Asylmissbrauch und die Methode „Gängelt den Überbringer schlechter Nachrichten“

Bei vielen Themen in der aktuellen Medienlandschaft scheint es Methode zu sein, den Überbringer schlechter Nachrichten zu denunzieren anstatt die überbrachte Nachricht zu analysieren und die eigentlichen Problemursachen anzugehen.

Dies war/ist so bei der Euro-Krise, dies war/ist so bei der politischen Krise und dem Zulauf zu „populistischen“ Parteien. Beim Thema Asyl/Migration/Abschiebungen werden solche Taktiken jedoch heikel, da aktuell kein anderes Thema das Empfinden gegenüber dem Rechtsstaat so negativ zu beeinflussen scheint.

> **Deine Aufgabe**: Gib bitte den Lesetext oben vollständig und Wort für Wort wieder.

> **Datensätze**:
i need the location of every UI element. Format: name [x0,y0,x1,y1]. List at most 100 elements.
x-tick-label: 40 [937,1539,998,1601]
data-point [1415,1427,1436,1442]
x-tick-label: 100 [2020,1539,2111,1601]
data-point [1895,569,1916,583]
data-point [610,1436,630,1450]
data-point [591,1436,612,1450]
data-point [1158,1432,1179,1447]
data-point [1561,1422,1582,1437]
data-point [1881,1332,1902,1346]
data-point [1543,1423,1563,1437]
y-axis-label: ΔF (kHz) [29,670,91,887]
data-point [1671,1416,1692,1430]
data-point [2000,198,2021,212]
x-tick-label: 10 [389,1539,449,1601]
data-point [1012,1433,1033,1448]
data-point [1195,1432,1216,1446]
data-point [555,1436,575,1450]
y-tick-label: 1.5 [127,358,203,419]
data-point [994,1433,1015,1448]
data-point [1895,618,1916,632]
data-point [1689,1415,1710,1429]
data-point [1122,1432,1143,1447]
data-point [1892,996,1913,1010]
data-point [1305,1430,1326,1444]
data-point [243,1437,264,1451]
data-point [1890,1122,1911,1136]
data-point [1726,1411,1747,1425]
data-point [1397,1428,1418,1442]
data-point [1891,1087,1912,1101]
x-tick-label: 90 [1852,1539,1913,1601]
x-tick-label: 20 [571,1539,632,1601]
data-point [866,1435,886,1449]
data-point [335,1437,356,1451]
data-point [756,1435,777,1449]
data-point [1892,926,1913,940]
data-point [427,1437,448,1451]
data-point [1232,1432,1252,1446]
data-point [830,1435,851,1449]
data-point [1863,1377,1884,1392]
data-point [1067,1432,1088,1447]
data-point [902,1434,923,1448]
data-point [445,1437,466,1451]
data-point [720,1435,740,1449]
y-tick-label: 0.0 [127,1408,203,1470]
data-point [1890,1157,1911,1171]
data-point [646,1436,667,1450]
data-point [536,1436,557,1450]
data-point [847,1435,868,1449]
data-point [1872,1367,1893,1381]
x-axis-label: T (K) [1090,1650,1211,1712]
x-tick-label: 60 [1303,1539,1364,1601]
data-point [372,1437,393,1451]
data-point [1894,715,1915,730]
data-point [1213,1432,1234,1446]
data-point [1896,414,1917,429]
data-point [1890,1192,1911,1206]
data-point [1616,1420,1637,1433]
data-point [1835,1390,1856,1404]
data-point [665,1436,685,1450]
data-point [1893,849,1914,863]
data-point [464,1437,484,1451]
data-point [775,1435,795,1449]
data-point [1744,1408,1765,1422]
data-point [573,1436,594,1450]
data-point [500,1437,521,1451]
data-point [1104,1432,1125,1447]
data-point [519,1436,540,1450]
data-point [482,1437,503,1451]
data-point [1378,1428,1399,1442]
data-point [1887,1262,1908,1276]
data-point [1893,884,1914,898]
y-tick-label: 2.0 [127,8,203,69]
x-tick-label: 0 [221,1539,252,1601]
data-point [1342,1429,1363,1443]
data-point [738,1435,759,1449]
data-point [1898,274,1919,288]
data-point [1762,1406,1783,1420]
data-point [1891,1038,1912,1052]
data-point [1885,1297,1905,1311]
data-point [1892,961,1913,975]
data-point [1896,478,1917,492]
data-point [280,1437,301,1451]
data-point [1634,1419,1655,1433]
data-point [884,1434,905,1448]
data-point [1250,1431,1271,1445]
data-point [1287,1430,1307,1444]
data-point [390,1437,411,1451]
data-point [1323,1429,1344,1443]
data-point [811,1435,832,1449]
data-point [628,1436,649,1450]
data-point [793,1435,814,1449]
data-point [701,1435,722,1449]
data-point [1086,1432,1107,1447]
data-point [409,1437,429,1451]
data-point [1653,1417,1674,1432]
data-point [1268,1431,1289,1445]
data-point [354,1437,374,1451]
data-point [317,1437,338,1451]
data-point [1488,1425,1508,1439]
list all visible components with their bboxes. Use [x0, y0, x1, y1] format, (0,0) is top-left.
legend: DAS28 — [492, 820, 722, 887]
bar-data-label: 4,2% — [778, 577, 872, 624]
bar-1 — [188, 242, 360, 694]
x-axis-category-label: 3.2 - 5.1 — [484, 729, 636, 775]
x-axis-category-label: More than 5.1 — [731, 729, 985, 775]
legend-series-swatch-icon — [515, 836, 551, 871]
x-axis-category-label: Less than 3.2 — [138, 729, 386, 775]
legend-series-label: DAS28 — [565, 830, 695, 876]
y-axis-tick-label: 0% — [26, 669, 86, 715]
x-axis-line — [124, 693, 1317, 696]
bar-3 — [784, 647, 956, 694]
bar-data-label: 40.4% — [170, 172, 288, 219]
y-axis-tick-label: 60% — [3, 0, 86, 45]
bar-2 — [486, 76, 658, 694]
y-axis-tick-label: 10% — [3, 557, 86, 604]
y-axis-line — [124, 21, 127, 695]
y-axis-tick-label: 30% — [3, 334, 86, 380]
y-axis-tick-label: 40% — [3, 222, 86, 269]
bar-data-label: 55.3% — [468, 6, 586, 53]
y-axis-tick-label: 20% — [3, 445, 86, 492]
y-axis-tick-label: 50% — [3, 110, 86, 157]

> **Ergebnis**:
Asylmissbrauch und die Methode „Gängelt den Überbringer schlechter Nachrichten“

Bei vielen Themen in der aktuellen Medienlandschaft scheint es Methode zu sein, den Überbringer schlechter Nachrichten zu denunzieren anstatt die überbrachte Nachricht zu analysieren und die eigentlichen Problemursachen anzugehen.

Dies war/ist so bei der Euro-Krise, dies war/ist so bei der politischen Krise und dem Zulauf zu „populistischen“ Parteien. Beim Thema Asyl/Migration/Abschiebungen werden solche Taktiken jedoch heikel, da aktuell kein anderes Thema das Empfinden gegenüber dem Rechtsstaat so negativ zu beeinflussen scheint.